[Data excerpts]
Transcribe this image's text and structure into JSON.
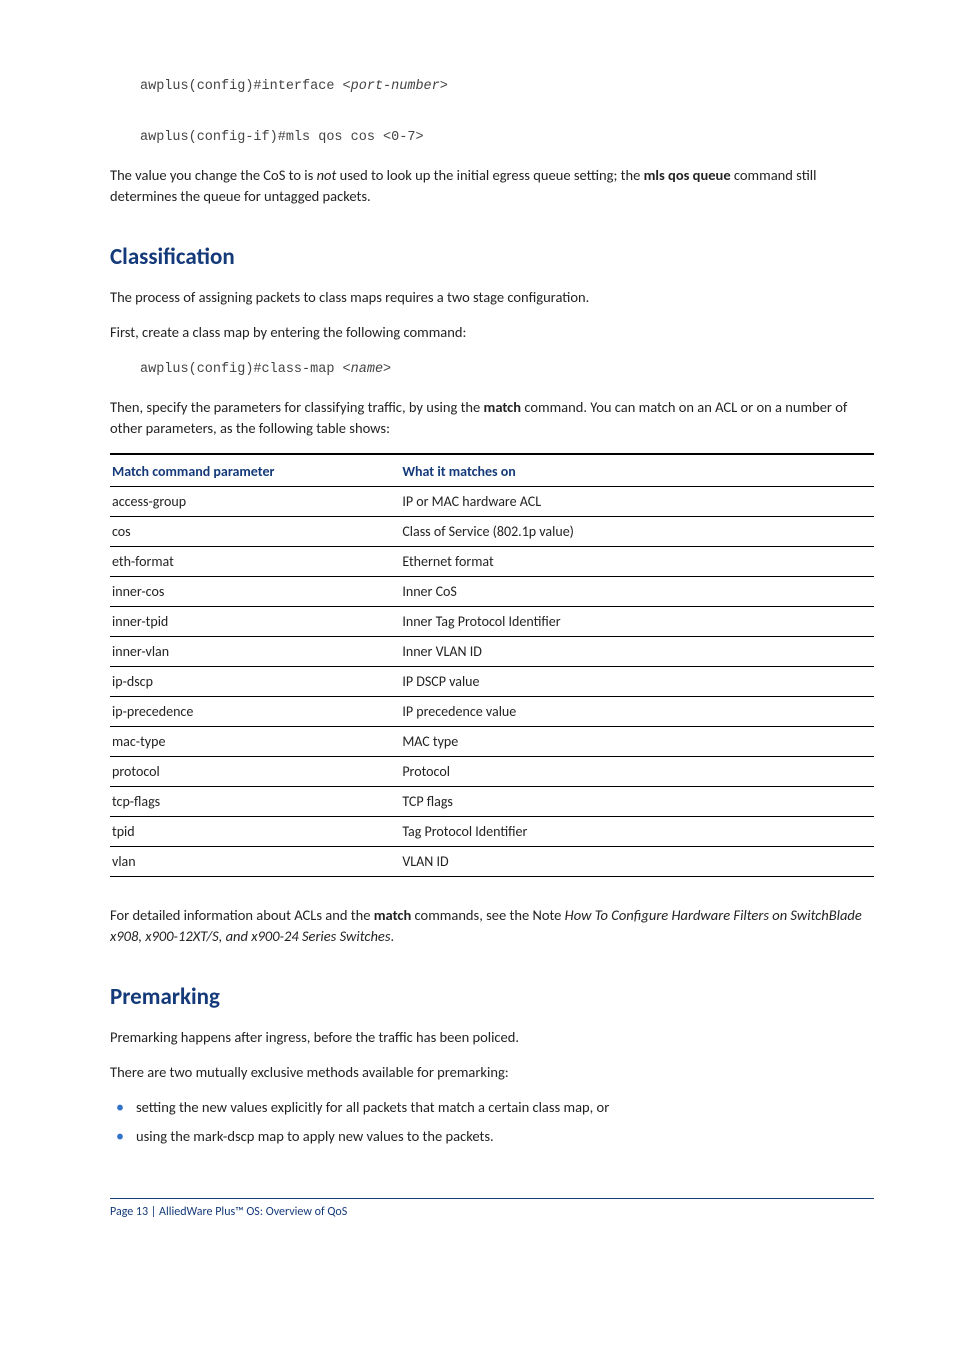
{
  "code": {
    "line1_pre": "awplus(config)#interface <",
    "line1_arg": "port-number",
    "line1_post": ">",
    "line2": "awplus(config-if)#mls qos cos <0-7>",
    "line3_pre": "awplus(config)#class-map <",
    "line3_arg": "name",
    "line3_post": ">"
  },
  "para1a": "The value you change the CoS to is ",
  "para1_not": "not",
  "para1b": " used to look up the initial egress queue setting; the ",
  "para1_cmd": "mls qos queue",
  "para1c": " command still determines the queue for untagged packets.",
  "h_classification": "Classification",
  "para2": "The process of assigning packets to class maps requires a two stage configuration.",
  "para3": "First, create a class map by entering the following command:",
  "para4a": "Then, specify the parameters for classifying traffic, by using the ",
  "para4_cmd": "match",
  "para4b": " command. You can match on an ACL or on a number of other parameters, as the following table shows:",
  "table": {
    "head1": "Match command parameter",
    "head2": "What it matches on",
    "rows": [
      {
        "c1": "access-group",
        "c2": "IP or MAC hardware ACL"
      },
      {
        "c1": "cos",
        "c2": "Class of Service (802.1p value)"
      },
      {
        "c1": "eth-format",
        "c2": "Ethernet format"
      },
      {
        "c1": "inner-cos",
        "c2": "Inner CoS"
      },
      {
        "c1": "inner-tpid",
        "c2": "Inner Tag Protocol Identifier"
      },
      {
        "c1": "inner-vlan",
        "c2": "Inner VLAN ID"
      },
      {
        "c1": "ip-dscp",
        "c2": "IP DSCP value"
      },
      {
        "c1": "ip-precedence",
        "c2": "IP precedence value"
      },
      {
        "c1": "mac-type",
        "c2": "MAC type"
      },
      {
        "c1": "protocol",
        "c2": "Protocol"
      },
      {
        "c1": "tcp-flags",
        "c2": "TCP flags"
      },
      {
        "c1": "tpid",
        "c2": "Tag Protocol Identifier"
      },
      {
        "c1": "vlan",
        "c2": "VLAN ID"
      }
    ]
  },
  "para5a": "For detailed information about ACLs and the ",
  "para5_cmd": "match",
  "para5b": " commands, see the Note ",
  "para5_title": "How To Configure Hardware Filters on SwitchBlade x908, x900-12XT/S, and x900-24 Series Switches",
  "para5c": ".",
  "h_premarking": "Premarking",
  "para6": "Premarking happens after ingress, before the traffic has been policed.",
  "para7": "There are two mutually exclusive methods available for premarking:",
  "bullets": [
    "setting the new values explicitly for all packets that match a certain class map, or",
    "using the mark-dscp map to apply new values to the packets."
  ],
  "footer": "Page 13 | AlliedWare Plus™ OS: Overview of QoS"
}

> _Job_: Return the material exactly as given, apart from the pictures.

> _Solved problem_:
Transcribe this image's text and structure into JSON.
{
  "code": {
    "line1_pre": "awplus(config)#interface <",
    "line1_arg": "port-number",
    "line1_post": ">",
    "line2": "awplus(config-if)#mls qos cos <0-7>",
    "line3_pre": "awplus(config)#class-map <",
    "line3_arg": "name",
    "line3_post": ">"
  },
  "para1a": "The value you change the CoS to is ",
  "para1_not": "not",
  "para1b": " used to look up the initial egress queue setting; the ",
  "para1_cmd": "mls qos queue",
  "para1c": " command still determines the queue for untagged packets.",
  "h_classification": "Classification",
  "para2": "The process of assigning packets to class maps requires a two stage configuration.",
  "para3": "First, create a class map by entering the following command:",
  "para4a": "Then, specify the parameters for classifying traffic, by using the ",
  "para4_cmd": "match",
  "para4b": " command. You can match on an ACL or on a number of other parameters, as the following table shows:",
  "table": {
    "head1": "Match command parameter",
    "head2": "What it matches on",
    "rows": [
      {
        "c1": "access-group",
        "c2": "IP or MAC hardware ACL"
      },
      {
        "c1": "cos",
        "c2": "Class of Service (802.1p value)"
      },
      {
        "c1": "eth-format",
        "c2": "Ethernet format"
      },
      {
        "c1": "inner-cos",
        "c2": "Inner CoS"
      },
      {
        "c1": "inner-tpid",
        "c2": "Inner Tag Protocol Identifier"
      },
      {
        "c1": "inner-vlan",
        "c2": "Inner VLAN ID"
      },
      {
        "c1": "ip-dscp",
        "c2": "IP DSCP value"
      },
      {
        "c1": "ip-precedence",
        "c2": "IP precedence value"
      },
      {
        "c1": "mac-type",
        "c2": "MAC type"
      },
      {
        "c1": "protocol",
        "c2": "Protocol"
      },
      {
        "c1": "tcp-flags",
        "c2": "TCP flags"
      },
      {
        "c1": "tpid",
        "c2": "Tag Protocol Identifier"
      },
      {
        "c1": "vlan",
        "c2": "VLAN ID"
      }
    ]
  },
  "para5a": "For detailed information about ACLs and the ",
  "para5_cmd": "match",
  "para5b": " commands, see the Note ",
  "para5_title": "How To Configure Hardware Filters on SwitchBlade x908, x900-12XT/S, and x900-24 Series Switches",
  "para5c": ".",
  "h_premarking": "Premarking",
  "para6": "Premarking happens after ingress, before the traffic has been policed.",
  "para7": "There are two mutually exclusive methods available for premarking:",
  "bullets": [
    "setting the new values explicitly for all packets that match a certain class map, or",
    "using the mark-dscp map to apply new values to the packets."
  ],
  "footer": "Page 13 | AlliedWare Plus™ OS: Overview of QoS"
}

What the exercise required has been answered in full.